[begin DATA SHOWN]

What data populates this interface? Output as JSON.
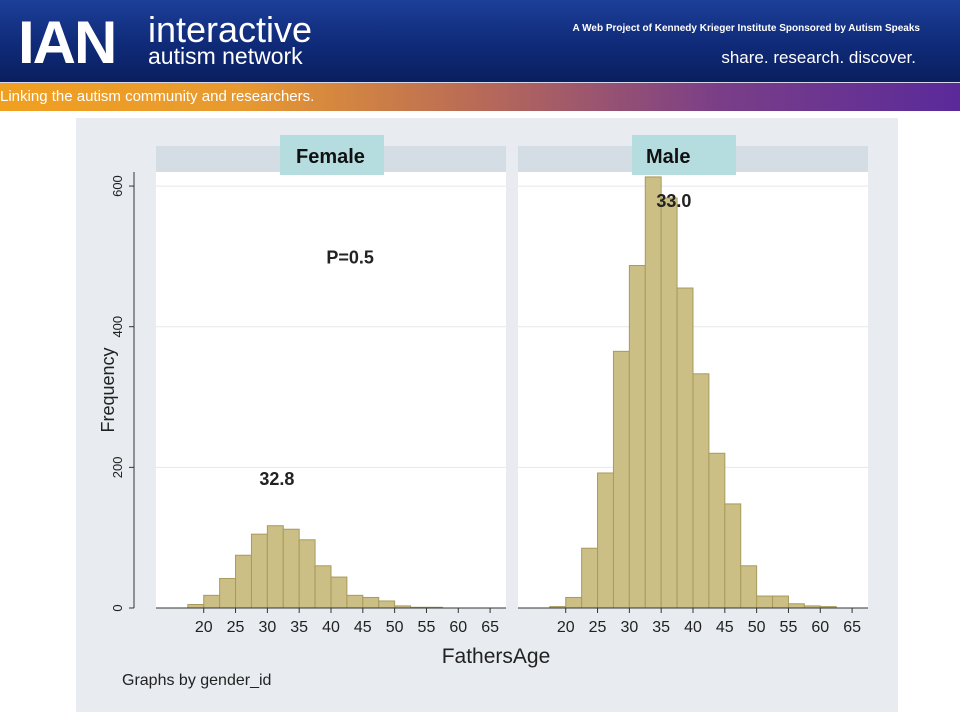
{
  "header": {
    "logo_text": "IAN",
    "brand_line1": "interactive",
    "brand_line2": "autism network",
    "sponsor": "A Web Project of Kennedy Krieger Institute  Sponsored by Autism Speaks",
    "slogan": "share. research. discover.",
    "stripe_text": "Linking the autism community and researchers."
  },
  "colors": {
    "bar_fill": "#cbbf85",
    "bar_stroke": "#a89a5c",
    "strip_label_bg": "#b5dde0",
    "plot_bg": "#ffffff",
    "outer_bg": "#e8ecf0"
  },
  "chart_data": {
    "type": "bar",
    "xlabel": "FathersAge",
    "ylabel": "Frequency",
    "note": "Graphs by gender_id",
    "xlim": [
      12.5,
      67.5
    ],
    "ylim": [
      0,
      620
    ],
    "x_ticks": [
      20,
      25,
      30,
      35,
      40,
      45,
      50,
      55,
      60,
      65
    ],
    "y_ticks": [
      0,
      200,
      400,
      600
    ],
    "bin_starts": [
      15,
      17.5,
      20,
      22.5,
      25,
      27.5,
      30,
      32.5,
      35,
      37.5,
      40,
      42.5,
      45,
      47.5,
      50,
      52.5,
      55,
      57.5,
      60,
      62.5
    ],
    "bin_width": 2.5,
    "panels": [
      {
        "name": "Female",
        "values": [
          0,
          5,
          18,
          42,
          75,
          105,
          117,
          112,
          97,
          60,
          44,
          18,
          15,
          10,
          3,
          1,
          1,
          0,
          0,
          0
        ],
        "annotations": [
          {
            "text": "32.8",
            "x": 31.5,
            "y": 175
          },
          {
            "text": "P=0.5",
            "x": 43,
            "y": 490
          }
        ]
      },
      {
        "name": "Male",
        "values": [
          0,
          2,
          15,
          85,
          192,
          365,
          487,
          613,
          583,
          455,
          333,
          220,
          148,
          60,
          17,
          17,
          6,
          3,
          2,
          0
        ],
        "annotations": [
          {
            "text": "33.0",
            "x": 37,
            "y": 570
          }
        ]
      }
    ]
  }
}
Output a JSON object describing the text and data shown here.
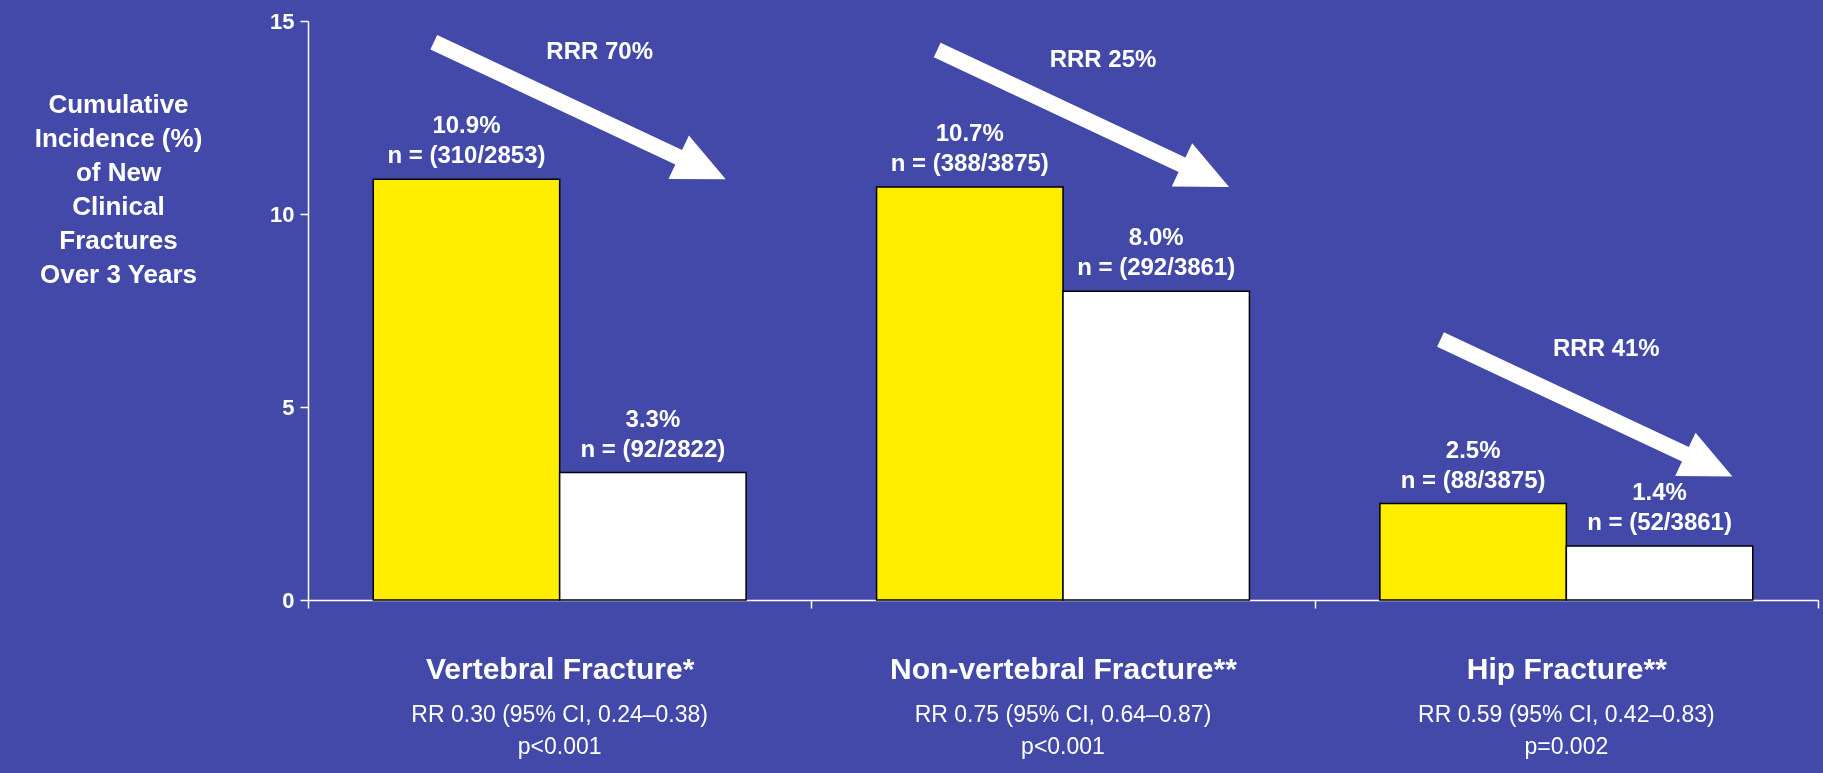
{
  "chart_data": {
    "type": "bar",
    "ylabel": "Cumulative Incidence (%) of New Clinical Fractures Over 3 Years",
    "categories": [
      "Vertebral Fracture*",
      "Non-vertebral Fracture**",
      "Hip Fracture**"
    ],
    "series": [
      {
        "color": "#ffee00",
        "values": [
          10.9,
          10.7,
          2.5
        ],
        "value_labels": [
          "10.9%\nn = (310/2853)",
          "10.7%\nn = (388/3875)",
          "2.5%\nn = (88/3875)"
        ]
      },
      {
        "color": "#ffffff",
        "values": [
          3.3,
          8.0,
          1.4
        ],
        "value_labels": [
          "3.3%\nn = (92/2822)",
          "8.0%\nn = (292/3861)",
          "1.4%\nn = (52/3861)"
        ]
      }
    ],
    "ylim": [
      0,
      15
    ],
    "yticks": [
      0,
      5,
      10,
      15
    ],
    "grid": false,
    "annotations": [
      "RRR 70%",
      "RRR 25%",
      "RRR 41%",
      "RR 0.30 (95% CI, 0.24–0.38)\np<0.001",
      "RR 0.75 (95% CI, 0.64–0.87)\np<0.001",
      "RR 0.59 (95% CI, 0.42–0.83)\np=0.002"
    ]
  }
}
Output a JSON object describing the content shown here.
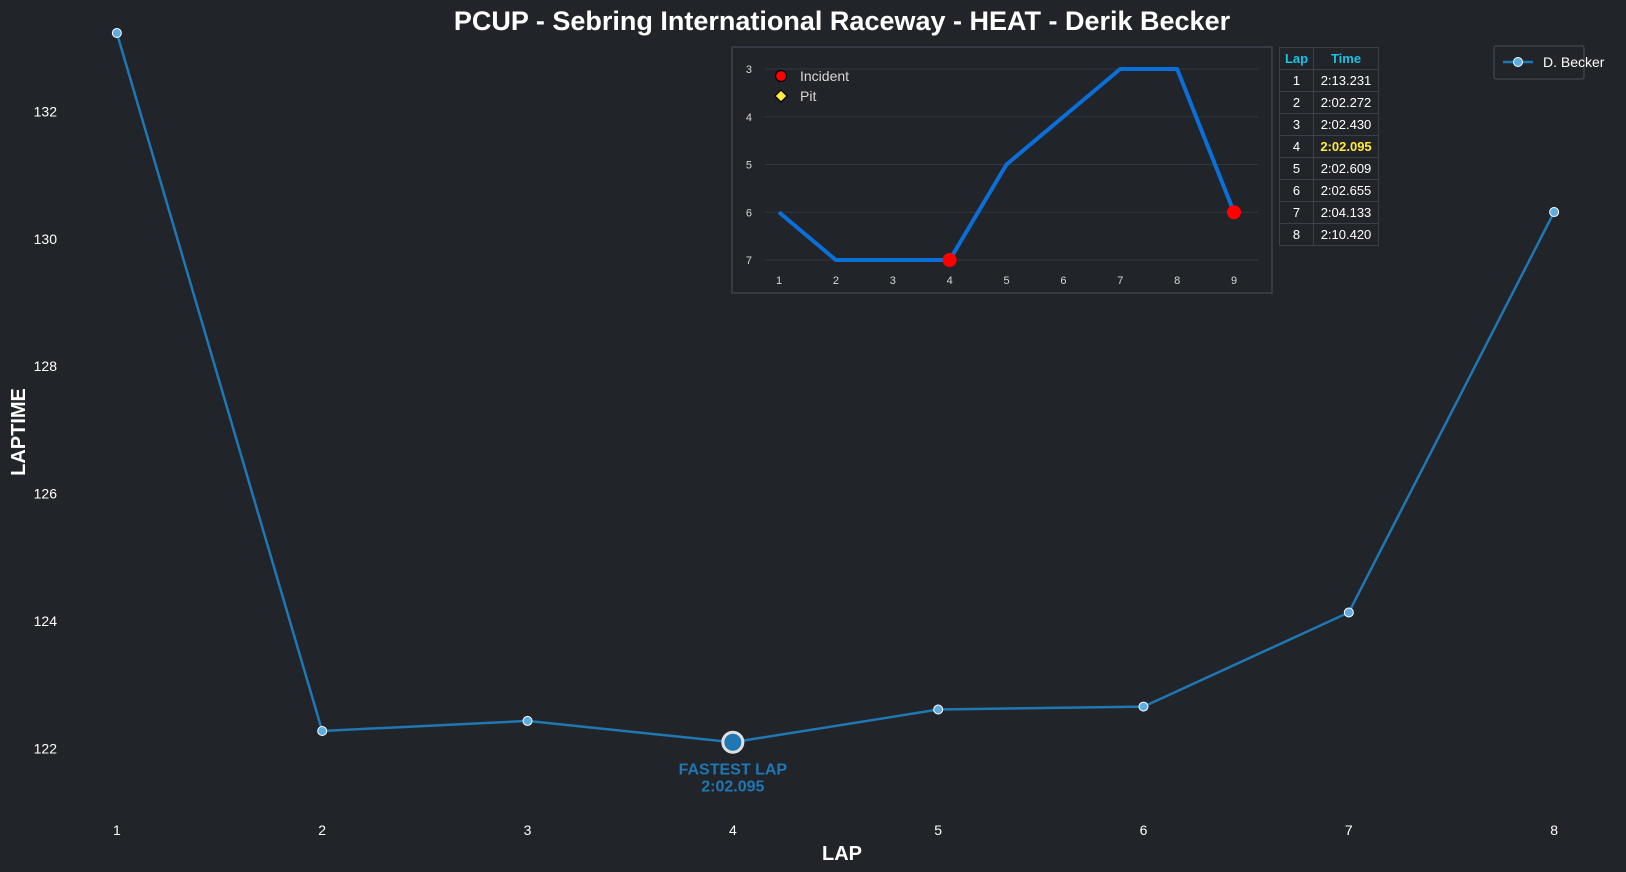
{
  "title": "PCUP - Sebring International Raceway - HEAT - Derik Becker",
  "chart_data": [
    {
      "type": "line",
      "xlabel": "LAP",
      "ylabel": "LAPTIME",
      "x": [
        1,
        2,
        3,
        4,
        5,
        6,
        7,
        8
      ],
      "series": [
        {
          "name": "D. Becker",
          "values": [
            133.231,
            122.272,
            122.43,
            122.095,
            122.609,
            122.655,
            124.133,
            130.42
          ],
          "color": "#1f77b4"
        }
      ],
      "xticks": [
        "1",
        "2",
        "3",
        "4",
        "5",
        "6",
        "7",
        "8"
      ],
      "yticks": [
        "122",
        "124",
        "126",
        "128",
        "130",
        "132"
      ],
      "ylim": [
        121.0,
        133.2
      ],
      "xlim": [
        0.65,
        8.35
      ],
      "grid": false,
      "legend": "top-right",
      "annotation": {
        "x": 4,
        "y": 122.095,
        "line1": "FASTEST LAP",
        "line2": "2:02.095"
      }
    },
    {
      "type": "line",
      "title": "",
      "x": [
        1,
        2,
        3,
        4,
        5,
        6,
        7,
        8,
        9
      ],
      "series": [
        {
          "name": "",
          "values": [
            6,
            7,
            7,
            7,
            5,
            4,
            3,
            3,
            6
          ],
          "color": "#0a6fd8"
        }
      ],
      "xticks": [
        "1",
        "2",
        "3",
        "4",
        "5",
        "6",
        "7",
        "8",
        "9"
      ],
      "yticks": [
        "3",
        "4",
        "5",
        "6",
        "7"
      ],
      "ylim": [
        7.2,
        2.7
      ],
      "y_inverted": true,
      "grid": true,
      "legend": "top-left",
      "legend_items": [
        {
          "label": "Incident",
          "color": "#ff0000",
          "marker": "circle"
        },
        {
          "label": "Pit",
          "color": "#ffeb3b",
          "marker": "diamond"
        }
      ],
      "incidents": [
        {
          "x": 4,
          "y": 7
        },
        {
          "x": 9,
          "y": 6
        }
      ]
    }
  ],
  "lap_table": {
    "headers": [
      "Lap",
      "Time"
    ],
    "rows": [
      [
        "1",
        "2:13.231"
      ],
      [
        "2",
        "2:02.272"
      ],
      [
        "3",
        "2:02.430"
      ],
      [
        "4",
        "2:02.095"
      ],
      [
        "5",
        "2:02.609"
      ],
      [
        "6",
        "2:02.655"
      ],
      [
        "7",
        "2:04.133"
      ],
      [
        "8",
        "2:10.420"
      ]
    ],
    "best_row": 3
  },
  "colors": {
    "background": "#212429",
    "main_line": "#1f77b4",
    "marker_fill": "#5dade2",
    "inset_line": "#0a6fd8",
    "incident": "#ff0000",
    "pit": "#ffeb3b",
    "table_header": "#18c3e6"
  }
}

[end DATA SHOWN]

SHORT TASK:
Your task is to list each line of the records with the word "ylabel".

THE REPLY:
    "ylabel": "Frequency",
    "ylabel": "Cumulative Incidence (%) of New Clinical Fractures Over 3 Years",
      "ylabel": "LAPTIME",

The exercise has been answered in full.